[Written exercise]: In the material below, find all lines with the string "rate" and copy them.

[Task data]:
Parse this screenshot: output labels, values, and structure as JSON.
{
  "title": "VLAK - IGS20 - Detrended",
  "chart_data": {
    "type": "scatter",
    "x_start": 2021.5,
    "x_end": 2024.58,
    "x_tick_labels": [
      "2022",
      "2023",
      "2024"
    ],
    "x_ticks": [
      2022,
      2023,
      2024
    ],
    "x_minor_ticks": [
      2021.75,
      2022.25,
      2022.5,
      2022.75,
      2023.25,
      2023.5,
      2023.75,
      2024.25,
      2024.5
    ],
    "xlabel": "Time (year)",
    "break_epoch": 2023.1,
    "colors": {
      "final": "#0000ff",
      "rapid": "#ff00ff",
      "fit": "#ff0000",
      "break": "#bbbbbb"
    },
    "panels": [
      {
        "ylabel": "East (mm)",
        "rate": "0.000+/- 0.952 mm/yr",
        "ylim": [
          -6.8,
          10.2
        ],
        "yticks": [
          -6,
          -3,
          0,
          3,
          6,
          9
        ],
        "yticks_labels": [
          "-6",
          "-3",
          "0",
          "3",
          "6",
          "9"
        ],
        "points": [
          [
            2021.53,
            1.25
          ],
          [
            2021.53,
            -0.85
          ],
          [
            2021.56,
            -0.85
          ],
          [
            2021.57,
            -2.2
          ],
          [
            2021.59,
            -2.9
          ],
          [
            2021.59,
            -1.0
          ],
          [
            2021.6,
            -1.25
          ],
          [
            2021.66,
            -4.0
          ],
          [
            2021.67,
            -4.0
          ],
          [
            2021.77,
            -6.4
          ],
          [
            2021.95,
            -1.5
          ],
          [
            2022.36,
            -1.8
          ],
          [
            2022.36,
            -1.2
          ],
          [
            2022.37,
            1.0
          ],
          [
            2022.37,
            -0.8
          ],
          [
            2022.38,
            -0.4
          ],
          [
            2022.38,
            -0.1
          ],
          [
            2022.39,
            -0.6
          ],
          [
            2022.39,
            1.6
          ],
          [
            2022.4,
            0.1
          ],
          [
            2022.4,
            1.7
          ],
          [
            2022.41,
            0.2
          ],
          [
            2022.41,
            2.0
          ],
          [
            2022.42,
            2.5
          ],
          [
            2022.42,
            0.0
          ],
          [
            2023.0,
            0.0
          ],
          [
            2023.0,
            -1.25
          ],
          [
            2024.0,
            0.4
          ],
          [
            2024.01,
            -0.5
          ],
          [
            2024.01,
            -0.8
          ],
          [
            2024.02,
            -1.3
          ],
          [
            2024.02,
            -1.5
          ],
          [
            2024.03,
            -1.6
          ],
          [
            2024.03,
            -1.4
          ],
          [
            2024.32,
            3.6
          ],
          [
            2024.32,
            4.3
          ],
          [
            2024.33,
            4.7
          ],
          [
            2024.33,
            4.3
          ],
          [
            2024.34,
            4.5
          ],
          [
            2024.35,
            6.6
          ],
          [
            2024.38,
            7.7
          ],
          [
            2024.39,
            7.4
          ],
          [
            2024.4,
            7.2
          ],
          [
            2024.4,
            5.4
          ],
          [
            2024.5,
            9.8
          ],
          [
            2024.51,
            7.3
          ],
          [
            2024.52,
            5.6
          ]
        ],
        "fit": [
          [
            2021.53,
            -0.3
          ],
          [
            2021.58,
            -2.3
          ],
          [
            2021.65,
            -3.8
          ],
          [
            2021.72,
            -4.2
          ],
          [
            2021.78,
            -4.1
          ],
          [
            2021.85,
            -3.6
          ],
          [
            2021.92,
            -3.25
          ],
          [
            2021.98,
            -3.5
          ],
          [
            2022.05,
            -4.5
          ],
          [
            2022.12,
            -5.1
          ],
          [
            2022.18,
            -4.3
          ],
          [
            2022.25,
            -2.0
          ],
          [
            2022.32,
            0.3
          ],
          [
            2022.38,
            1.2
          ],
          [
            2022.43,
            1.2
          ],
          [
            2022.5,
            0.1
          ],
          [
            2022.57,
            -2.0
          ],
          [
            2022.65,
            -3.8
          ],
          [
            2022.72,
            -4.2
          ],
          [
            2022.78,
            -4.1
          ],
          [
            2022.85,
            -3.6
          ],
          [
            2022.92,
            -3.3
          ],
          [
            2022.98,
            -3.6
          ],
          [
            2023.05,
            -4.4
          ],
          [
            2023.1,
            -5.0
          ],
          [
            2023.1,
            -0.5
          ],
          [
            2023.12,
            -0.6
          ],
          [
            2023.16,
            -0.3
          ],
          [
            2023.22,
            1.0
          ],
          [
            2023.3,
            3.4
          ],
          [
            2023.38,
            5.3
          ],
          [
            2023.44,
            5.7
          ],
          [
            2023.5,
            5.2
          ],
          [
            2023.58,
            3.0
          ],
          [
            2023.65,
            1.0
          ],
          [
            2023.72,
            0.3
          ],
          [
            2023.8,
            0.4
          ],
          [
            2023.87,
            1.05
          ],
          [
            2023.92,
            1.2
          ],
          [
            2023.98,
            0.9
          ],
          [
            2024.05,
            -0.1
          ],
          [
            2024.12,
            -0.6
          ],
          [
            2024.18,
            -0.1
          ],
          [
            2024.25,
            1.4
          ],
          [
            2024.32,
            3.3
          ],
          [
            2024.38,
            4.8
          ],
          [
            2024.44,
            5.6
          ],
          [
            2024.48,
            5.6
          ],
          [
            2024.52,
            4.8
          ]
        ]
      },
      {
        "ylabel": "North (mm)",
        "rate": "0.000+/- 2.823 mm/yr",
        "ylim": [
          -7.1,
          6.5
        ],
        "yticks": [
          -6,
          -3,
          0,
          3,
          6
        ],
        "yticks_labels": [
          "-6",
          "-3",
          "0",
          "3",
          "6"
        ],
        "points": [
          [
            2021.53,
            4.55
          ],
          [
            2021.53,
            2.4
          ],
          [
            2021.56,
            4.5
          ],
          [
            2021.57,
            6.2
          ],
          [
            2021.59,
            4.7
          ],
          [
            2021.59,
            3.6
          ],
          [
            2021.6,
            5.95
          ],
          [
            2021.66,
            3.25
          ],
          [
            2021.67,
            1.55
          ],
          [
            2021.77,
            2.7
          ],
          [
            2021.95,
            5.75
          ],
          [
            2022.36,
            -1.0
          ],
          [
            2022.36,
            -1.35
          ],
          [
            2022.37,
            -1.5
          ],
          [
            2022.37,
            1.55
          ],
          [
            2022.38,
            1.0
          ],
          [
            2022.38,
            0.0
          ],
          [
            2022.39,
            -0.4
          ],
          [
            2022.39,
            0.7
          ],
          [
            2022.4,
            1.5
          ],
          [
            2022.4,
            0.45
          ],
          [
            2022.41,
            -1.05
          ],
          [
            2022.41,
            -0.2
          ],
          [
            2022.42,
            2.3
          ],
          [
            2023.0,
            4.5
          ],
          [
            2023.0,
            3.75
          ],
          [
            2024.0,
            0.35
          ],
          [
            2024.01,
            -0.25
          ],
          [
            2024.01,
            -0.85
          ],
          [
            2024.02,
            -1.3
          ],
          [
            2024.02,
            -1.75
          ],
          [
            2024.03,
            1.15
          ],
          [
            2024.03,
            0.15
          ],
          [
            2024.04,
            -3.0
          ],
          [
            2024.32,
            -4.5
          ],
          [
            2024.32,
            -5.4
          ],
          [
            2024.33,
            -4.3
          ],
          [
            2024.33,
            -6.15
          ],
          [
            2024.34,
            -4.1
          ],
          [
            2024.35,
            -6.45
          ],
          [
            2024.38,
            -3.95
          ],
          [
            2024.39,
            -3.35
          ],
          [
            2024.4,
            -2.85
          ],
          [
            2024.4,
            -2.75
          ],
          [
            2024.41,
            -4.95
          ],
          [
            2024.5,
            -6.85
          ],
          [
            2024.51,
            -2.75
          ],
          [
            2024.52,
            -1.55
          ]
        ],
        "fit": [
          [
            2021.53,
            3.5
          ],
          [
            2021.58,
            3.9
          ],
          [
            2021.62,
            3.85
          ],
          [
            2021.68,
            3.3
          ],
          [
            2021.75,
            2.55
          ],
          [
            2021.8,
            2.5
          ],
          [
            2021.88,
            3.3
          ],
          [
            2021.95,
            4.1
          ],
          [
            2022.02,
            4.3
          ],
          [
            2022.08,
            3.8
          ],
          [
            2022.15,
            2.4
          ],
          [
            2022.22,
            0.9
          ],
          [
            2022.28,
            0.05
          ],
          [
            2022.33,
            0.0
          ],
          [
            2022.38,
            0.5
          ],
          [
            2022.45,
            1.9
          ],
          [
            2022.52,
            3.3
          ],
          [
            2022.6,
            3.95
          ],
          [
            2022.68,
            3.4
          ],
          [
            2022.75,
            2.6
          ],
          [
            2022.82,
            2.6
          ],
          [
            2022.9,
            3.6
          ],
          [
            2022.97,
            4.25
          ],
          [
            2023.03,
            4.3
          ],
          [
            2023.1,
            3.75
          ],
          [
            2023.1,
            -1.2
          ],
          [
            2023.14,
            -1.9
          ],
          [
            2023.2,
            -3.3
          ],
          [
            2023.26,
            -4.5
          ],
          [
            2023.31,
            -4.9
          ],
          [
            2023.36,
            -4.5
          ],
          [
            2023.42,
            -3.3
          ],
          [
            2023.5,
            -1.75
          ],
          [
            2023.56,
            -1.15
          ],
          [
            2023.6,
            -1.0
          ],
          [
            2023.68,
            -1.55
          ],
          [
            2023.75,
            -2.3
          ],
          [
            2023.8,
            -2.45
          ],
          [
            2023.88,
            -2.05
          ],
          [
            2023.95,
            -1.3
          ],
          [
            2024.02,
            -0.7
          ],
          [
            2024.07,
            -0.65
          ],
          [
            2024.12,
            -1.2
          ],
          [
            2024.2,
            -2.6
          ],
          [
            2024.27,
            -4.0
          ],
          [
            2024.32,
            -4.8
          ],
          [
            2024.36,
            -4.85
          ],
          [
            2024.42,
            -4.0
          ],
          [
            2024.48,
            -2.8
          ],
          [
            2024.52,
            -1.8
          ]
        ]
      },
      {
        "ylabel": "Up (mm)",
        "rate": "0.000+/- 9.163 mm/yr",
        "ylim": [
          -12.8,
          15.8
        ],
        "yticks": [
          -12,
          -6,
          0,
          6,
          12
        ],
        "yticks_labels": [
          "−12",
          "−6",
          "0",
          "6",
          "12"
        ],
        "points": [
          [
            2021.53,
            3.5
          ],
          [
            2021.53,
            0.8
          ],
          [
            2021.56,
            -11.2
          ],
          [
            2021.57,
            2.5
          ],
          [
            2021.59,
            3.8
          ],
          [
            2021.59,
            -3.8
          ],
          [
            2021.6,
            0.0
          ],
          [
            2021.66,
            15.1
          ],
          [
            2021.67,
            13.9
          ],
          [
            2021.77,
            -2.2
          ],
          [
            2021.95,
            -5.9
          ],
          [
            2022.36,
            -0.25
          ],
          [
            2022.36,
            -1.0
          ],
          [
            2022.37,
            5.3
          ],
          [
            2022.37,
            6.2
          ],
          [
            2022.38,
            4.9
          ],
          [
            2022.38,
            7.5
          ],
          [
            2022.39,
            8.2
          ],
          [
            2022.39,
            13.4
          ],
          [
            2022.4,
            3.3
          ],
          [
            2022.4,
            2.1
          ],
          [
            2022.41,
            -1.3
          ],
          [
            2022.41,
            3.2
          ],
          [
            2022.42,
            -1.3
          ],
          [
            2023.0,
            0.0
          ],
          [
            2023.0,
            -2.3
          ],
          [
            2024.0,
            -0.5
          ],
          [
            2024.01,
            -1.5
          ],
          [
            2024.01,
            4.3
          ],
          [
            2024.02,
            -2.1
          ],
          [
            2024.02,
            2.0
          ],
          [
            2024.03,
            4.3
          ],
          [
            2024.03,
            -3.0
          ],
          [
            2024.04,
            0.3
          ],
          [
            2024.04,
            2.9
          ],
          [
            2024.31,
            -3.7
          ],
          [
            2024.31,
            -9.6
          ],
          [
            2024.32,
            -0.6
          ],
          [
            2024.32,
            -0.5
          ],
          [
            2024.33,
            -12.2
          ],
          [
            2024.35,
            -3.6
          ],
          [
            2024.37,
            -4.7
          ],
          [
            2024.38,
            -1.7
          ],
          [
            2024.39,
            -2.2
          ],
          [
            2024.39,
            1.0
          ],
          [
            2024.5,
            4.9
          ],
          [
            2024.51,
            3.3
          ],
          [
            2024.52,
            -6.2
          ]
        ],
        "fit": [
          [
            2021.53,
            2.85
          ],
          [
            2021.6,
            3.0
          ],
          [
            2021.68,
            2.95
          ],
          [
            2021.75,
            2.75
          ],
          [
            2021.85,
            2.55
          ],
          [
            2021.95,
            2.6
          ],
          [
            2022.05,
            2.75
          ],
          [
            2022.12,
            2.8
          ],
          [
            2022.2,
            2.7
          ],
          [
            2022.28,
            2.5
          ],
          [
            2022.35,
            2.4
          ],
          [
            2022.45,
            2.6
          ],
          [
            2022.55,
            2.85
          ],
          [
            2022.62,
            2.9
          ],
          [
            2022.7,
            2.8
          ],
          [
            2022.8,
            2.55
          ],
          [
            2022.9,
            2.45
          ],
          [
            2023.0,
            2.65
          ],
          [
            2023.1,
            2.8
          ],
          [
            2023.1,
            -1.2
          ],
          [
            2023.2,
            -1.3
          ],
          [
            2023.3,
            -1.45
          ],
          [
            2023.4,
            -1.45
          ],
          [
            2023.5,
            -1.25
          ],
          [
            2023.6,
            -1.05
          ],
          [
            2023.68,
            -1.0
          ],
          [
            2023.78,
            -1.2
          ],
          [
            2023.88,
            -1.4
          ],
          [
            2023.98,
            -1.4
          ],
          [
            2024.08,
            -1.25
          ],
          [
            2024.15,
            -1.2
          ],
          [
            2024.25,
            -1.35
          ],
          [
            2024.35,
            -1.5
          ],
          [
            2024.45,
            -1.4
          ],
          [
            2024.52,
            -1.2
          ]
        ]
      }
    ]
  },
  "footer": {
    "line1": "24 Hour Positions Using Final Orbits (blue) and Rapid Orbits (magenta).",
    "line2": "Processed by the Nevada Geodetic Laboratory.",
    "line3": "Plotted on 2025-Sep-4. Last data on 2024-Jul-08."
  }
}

[The result]:
        "rate": "0.000+/- 0.952 mm/yr",
        "rate": "0.000+/- 2.823 mm/yr",
        "rate": "0.000+/- 9.163 mm/yr",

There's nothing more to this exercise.